## THE EXERCISE
Repeat the records below exactly as they appear.

## INFORMATION SHOWN

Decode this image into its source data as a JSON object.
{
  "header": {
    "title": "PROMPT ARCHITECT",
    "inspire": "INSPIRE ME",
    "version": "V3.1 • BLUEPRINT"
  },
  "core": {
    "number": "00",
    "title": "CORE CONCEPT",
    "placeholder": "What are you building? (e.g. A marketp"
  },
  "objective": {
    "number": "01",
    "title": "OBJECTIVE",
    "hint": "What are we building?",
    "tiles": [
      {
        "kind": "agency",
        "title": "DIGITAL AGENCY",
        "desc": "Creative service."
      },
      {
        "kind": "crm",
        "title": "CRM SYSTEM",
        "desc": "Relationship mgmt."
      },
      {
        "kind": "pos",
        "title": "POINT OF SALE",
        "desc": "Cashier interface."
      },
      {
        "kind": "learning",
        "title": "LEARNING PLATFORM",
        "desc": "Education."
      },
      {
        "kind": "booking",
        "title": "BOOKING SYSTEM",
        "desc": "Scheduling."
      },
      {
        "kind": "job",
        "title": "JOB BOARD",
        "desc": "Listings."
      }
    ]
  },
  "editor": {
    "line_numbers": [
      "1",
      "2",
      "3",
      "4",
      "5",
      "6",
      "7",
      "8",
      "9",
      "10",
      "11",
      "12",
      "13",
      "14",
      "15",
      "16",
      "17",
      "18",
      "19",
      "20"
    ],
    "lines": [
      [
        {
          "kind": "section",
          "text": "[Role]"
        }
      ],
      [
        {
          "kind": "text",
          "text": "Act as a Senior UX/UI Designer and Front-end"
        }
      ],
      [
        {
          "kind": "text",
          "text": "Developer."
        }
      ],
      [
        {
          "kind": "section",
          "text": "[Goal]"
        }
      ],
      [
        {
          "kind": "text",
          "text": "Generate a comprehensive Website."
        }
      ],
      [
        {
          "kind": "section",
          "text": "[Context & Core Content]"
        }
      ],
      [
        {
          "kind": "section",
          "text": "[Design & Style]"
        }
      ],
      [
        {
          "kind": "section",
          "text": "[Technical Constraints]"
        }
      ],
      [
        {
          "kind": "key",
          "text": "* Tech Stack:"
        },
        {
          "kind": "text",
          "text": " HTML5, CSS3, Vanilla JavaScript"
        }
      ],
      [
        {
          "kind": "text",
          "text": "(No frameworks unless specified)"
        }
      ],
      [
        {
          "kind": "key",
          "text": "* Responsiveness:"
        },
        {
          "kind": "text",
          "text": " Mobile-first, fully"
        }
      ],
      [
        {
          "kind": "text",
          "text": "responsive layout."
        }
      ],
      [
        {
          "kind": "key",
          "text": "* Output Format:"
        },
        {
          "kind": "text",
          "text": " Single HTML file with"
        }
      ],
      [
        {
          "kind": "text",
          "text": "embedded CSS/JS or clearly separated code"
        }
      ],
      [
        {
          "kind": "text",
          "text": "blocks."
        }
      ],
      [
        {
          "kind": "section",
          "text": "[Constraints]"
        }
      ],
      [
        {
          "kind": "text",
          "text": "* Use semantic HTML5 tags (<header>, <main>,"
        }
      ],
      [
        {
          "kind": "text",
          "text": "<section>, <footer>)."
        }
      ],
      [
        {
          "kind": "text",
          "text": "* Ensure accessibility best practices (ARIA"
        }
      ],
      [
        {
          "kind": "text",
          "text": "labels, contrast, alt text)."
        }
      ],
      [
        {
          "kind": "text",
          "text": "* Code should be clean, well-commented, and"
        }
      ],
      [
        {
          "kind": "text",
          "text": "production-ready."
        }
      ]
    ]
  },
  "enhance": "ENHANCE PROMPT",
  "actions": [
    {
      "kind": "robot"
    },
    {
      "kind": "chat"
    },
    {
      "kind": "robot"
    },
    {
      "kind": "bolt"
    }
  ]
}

## TASK SOLUTION
Decode this image into its source data as a JSON object.
{
  "header": {
    "title": "PROMPT ARCHITECT",
    "inspire": "INSPIRE ME",
    "version": "V3.1 • BLUEPRINT"
  },
  "core": {
    "number": "00",
    "title": "CORE CONCEPT",
    "placeholder": "What are you building? (e.g. A marketp"
  },
  "objective": {
    "number": "01",
    "title": "OBJECTIVE",
    "hint": "What are we building?",
    "tiles": [
      {
        "kind": "agency",
        "title": "DIGITAL AGENCY",
        "desc": "Creative service."
      },
      {
        "kind": "crm",
        "title": "CRM SYSTEM",
        "desc": "Relationship mgmt."
      },
      {
        "kind": "pos",
        "title": "POINT OF SALE",
        "desc": "Cashier interface."
      },
      {
        "kind": "learning",
        "title": "LEARNING PLATFORM",
        "desc": "Education."
      },
      {
        "kind": "booking",
        "title": "BOOKING SYSTEM",
        "desc": "Scheduling."
      },
      {
        "kind": "job",
        "title": "JOB BOARD",
        "desc": "Listings."
      }
    ]
  },
  "editor": {
    "line_numbers": [
      "1",
      "2",
      "3",
      "4",
      "5",
      "6",
      "7",
      "8",
      "9",
      "10",
      "11",
      "12",
      "13",
      "14",
      "15",
      "16",
      "17",
      "18",
      "19",
      "20"
    ],
    "lines": [
      [
        {
          "kind": "section",
          "text": "[Role]"
        }
      ],
      [
        {
          "kind": "text",
          "text": "Act as a Senior UX/UI Designer and Front-end"
        }
      ],
      [
        {
          "kind": "text",
          "text": "Developer."
        }
      ],
      [
        {
          "kind": "section",
          "text": "[Goal]"
        }
      ],
      [
        {
          "kind": "text",
          "text": "Generate a comprehensive Website."
        }
      ],
      [
        {
          "kind": "section",
          "text": "[Context & Core Content]"
        }
      ],
      [
        {
          "kind": "section",
          "text": "[Design & Style]"
        }
      ],
      [
        {
          "kind": "section",
          "text": "[Technical Constraints]"
        }
      ],
      [
        {
          "kind": "key",
          "text": "* Tech Stack:"
        },
        {
          "kind": "text",
          "text": " HTML5, CSS3, Vanilla JavaScript"
        }
      ],
      [
        {
          "kind": "text",
          "text": "(No frameworks unless specified)"
        }
      ],
      [
        {
          "kind": "key",
          "text": "* Responsiveness:"
        },
        {
          "kind": "text",
          "text": " Mobile-first, fully"
        }
      ],
      [
        {
          "kind": "text",
          "text": "responsive layout."
        }
      ],
      [
        {
          "kind": "key",
          "text": "* Output Format:"
        },
        {
          "kind": "text",
          "text": " Single HTML file with"
        }
      ],
      [
        {
          "kind": "text",
          "text": "embedded CSS/JS or clearly separated code"
        }
      ],
      [
        {
          "kind": "text",
          "text": "blocks."
        }
      ],
      [
        {
          "kind": "section",
          "text": "[Constraints]"
        }
      ],
      [
        {
          "kind": "text",
          "text": "* Use semantic HTML5 tags (<header>, <main>,"
        }
      ],
      [
        {
          "kind": "text",
          "text": "<section>, <footer>)."
        }
      ],
      [
        {
          "kind": "text",
          "text": "* Ensure accessibility best practices (ARIA"
        }
      ],
      [
        {
          "kind": "text",
          "text": "labels, contrast, alt text)."
        }
      ],
      [
        {
          "kind": "text",
          "text": "* Code should be clean, well-commented, and"
        }
      ],
      [
        {
          "kind": "text",
          "text": "production-ready."
        }
      ]
    ]
  },
  "enhance": "ENHANCE PROMPT",
  "actions": [
    {
      "kind": "robot"
    },
    {
      "kind": "chat"
    },
    {
      "kind": "robot"
    },
    {
      "kind": "bolt"
    }
  ]
}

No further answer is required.